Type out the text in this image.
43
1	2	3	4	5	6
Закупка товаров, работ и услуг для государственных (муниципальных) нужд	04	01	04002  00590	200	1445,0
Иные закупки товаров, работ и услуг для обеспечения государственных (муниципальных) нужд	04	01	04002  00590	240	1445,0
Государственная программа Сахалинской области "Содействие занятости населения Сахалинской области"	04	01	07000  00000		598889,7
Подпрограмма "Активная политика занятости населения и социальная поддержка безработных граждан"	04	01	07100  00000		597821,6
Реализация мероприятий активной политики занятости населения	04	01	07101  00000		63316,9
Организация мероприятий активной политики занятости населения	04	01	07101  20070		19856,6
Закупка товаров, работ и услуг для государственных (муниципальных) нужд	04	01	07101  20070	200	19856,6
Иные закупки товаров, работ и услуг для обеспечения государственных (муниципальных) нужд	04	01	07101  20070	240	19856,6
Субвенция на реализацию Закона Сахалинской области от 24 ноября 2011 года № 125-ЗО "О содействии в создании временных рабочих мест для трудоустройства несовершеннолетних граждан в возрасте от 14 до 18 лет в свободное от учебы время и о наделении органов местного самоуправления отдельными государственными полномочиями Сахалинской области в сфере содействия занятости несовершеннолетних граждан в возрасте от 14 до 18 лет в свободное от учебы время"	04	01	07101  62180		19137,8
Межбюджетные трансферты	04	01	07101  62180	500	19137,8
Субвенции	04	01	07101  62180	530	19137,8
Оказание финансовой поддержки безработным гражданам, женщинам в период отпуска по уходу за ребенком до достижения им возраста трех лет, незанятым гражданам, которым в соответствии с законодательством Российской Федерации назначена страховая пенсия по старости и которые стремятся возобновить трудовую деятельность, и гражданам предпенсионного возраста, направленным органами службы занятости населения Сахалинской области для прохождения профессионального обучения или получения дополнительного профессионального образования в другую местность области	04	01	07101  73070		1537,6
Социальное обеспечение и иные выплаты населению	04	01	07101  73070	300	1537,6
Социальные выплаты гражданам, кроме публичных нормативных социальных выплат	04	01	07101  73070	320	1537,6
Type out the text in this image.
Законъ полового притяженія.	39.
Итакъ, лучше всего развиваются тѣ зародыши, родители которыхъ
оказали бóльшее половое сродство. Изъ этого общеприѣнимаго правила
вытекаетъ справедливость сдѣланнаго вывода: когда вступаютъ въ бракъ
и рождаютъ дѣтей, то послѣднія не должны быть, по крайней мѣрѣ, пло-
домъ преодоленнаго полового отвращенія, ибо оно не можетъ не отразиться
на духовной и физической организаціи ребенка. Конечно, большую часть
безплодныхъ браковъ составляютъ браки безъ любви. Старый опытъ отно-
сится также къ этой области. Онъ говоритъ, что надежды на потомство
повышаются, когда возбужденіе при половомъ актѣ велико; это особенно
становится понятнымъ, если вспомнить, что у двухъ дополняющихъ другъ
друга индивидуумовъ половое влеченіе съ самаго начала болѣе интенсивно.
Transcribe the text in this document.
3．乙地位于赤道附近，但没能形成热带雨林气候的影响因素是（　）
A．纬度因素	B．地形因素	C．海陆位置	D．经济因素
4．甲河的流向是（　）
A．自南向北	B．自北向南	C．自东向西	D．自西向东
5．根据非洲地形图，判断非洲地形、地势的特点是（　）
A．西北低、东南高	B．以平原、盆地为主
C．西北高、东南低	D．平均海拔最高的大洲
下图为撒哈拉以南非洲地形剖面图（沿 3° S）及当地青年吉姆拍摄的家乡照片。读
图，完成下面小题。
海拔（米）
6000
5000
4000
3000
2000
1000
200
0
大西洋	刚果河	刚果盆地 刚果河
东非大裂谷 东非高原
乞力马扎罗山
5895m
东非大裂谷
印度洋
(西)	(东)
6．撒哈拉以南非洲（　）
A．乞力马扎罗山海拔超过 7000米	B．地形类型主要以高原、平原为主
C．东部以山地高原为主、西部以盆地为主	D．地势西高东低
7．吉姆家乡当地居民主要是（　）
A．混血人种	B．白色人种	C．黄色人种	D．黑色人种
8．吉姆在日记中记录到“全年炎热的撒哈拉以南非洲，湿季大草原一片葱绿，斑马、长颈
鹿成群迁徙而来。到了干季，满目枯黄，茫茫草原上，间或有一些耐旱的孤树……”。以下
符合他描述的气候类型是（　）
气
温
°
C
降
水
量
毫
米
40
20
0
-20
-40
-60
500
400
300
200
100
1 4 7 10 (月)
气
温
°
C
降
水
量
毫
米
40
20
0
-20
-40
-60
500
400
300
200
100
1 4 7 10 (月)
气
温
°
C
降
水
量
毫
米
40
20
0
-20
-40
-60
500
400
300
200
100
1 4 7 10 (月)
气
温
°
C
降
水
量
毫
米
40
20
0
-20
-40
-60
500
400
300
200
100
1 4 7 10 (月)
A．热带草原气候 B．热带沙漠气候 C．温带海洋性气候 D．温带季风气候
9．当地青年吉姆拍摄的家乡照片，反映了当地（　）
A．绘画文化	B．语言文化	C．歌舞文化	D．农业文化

→ **Exercise requirements**:
Set down every line of the listing above again, exactly as given.

→ **Task response**:
Type out the text in this image.
43
1	2	3	4	5	6
Закупка товаров, работ и услуг для государственных (муниципальных) нужд	04	01	04002  00590	200	1445,0
Иные закупки товаров, работ и услуг для обеспечения государственных (муниципальных) нужд	04	01	04002  00590	240	1445,0
Государственная программа Сахалинской области "Содействие занятости населения Сахалинской области"	04	01	07000  00000		598889,7
Подпрограмма "Активная политика занятости населения и социальная поддержка безработных граждан"	04	01	07100  00000		597821,6
Реализация мероприятий активной политики занятости населения	04	01	07101  00000		63316,9
Организация мероприятий активной политики занятости населения	04	01	07101  20070		19856,6
Закупка товаров, работ и услуг для государственных (муниципальных) нужд	04	01	07101  20070	200	19856,6
Иные закупки товаров, работ и услуг для обеспечения государственных (муниципальных) нужд	04	01	07101  20070	240	19856,6
Субвенция на реализацию Закона Сахалинской области от 24 ноября 2011 года № 125-ЗО "О содействии в создании временных рабочих мест для трудоустройства несовершеннолетних граждан в возрасте от 14 до 18 лет в свободное от учебы время и о наделении органов местного самоуправления отдельными государственными полномочиями Сахалинской области в сфере содействия занятости несовершеннолетних граждан в возрасте от 14 до 18 лет в свободное от учебы время"	04	01	07101  62180		19137,8
Межбюджетные трансферты	04	01	07101  62180	500	19137,8
Субвенции	04	01	07101  62180	530	19137,8
Оказание финансовой поддержки безработным гражданам, женщинам в период отпуска по уходу за ребенком до достижения им возраста трех лет, незанятым гражданам, которым в соответствии с законодательством Российской Федерации назначена страховая пенсия по старости и которые стремятся возобновить трудовую деятельность, и гражданам предпенсионного возраста, направленным органами службы занятости населения Сахалинской области для прохождения профессионального обучения или получения дополнительного профессионального образования в другую местность области	04	01	07101  73070		1537,6
Социальное обеспечение и иные выплаты населению	04	01	07101  73070	300	1537,6
Социальные выплаты гражданам, кроме публичных нормативных социальных выплат	04	01	07101  73070	320	1537,6
Type out the text in this image.
Законъ полового притяженія.	39.
Итакъ, лучше всего развиваются тѣ зародыши, родители которыхъ
оказали бóльшее половое сродство. Изъ этого общеприѣнимаго правила
вытекаетъ справедливость сдѣланнаго вывода: когда вступаютъ въ бракъ
и рождаютъ дѣтей, то послѣднія не должны быть, по крайней мѣрѣ, пло-
домъ преодоленнаго полового отвращенія, ибо оно не можетъ не отразиться
на духовной и физической организаціи ребенка. Конечно, большую часть
безплодныхъ браковъ составляютъ браки безъ любви. Старый опытъ отно-
сится также къ этой области. Онъ говоритъ, что надежды на потомство
повышаются, когда возбужденіе при половомъ актѣ велико; это особенно
становится понятнымъ, если вспомнить, что у двухъ дополняющихъ другъ
друга индивидуумовъ половое влеченіе съ самаго начала болѣе интенсивно.
Transcribe the text in this document.
3．乙地位于赤道附近，但没能形成热带雨林气候的影响因素是（　）
A．纬度因素	B．地形因素	C．海陆位置	D．经济因素
4．甲河的流向是（　）
A．自南向北	B．自北向南	C．自东向西	D．自西向东
5．根据非洲地形图，判断非洲地形、地势的特点是（　）
A．西北低、东南高	B．以平原、盆地为主
C．西北高、东南低	D．平均海拔最高的大洲
下图为撒哈拉以南非洲地形剖面图（沿 3° S）及当地青年吉姆拍摄的家乡照片。读
图，完成下面小题。
海拔（米）
6000
5000
4000
3000
2000
1000
200
0
大西洋	刚果河	刚果盆地 刚果河
东非大裂谷 东非高原
乞力马扎罗山
5895m
东非大裂谷
印度洋
(西)	(东)
6．撒哈拉以南非洲（　）
A．乞力马扎罗山海拔超过 7000米	B．地形类型主要以高原、平原为主
C．东部以山地高原为主、西部以盆地为主	D．地势西高东低
7．吉姆家乡当地居民主要是（　）
A．混血人种	B．白色人种	C．黄色人种	D．黑色人种
8．吉姆在日记中记录到“全年炎热的撒哈拉以南非洲，湿季大草原一片葱绿，斑马、长颈
鹿成群迁徙而来。到了干季，满目枯黄，茫茫草原上，间或有一些耐旱的孤树……”。以下
符合他描述的气候类型是（　）
气
温
°
C
降
水
量
毫
米
40
20
0
-20
-40
-60
500
400
300
200
100
1 4 7 10 (月)
气
温
°
C
降
水
量
毫
米
40
20
0
-20
-40
-60
500
400
300
200
100
1 4 7 10 (月)
气
温
°
C
降
水
量
毫
米
40
20
0
-20
-40
-60
500
400
300
200
100
1 4 7 10 (月)
气
温
°
C
降
水
量
毫
米
40
20
0
-20
-40
-60
500
400
300
200
100
1 4 7 10 (月)
A．热带草原气候 B．热带沙漠气候 C．温带海洋性气候 D．温带季风气候
9．当地青年吉姆拍摄的家乡照片，反映了当地（　）
A．绘画文化	B．语言文化	C．歌舞文化	D．农业文化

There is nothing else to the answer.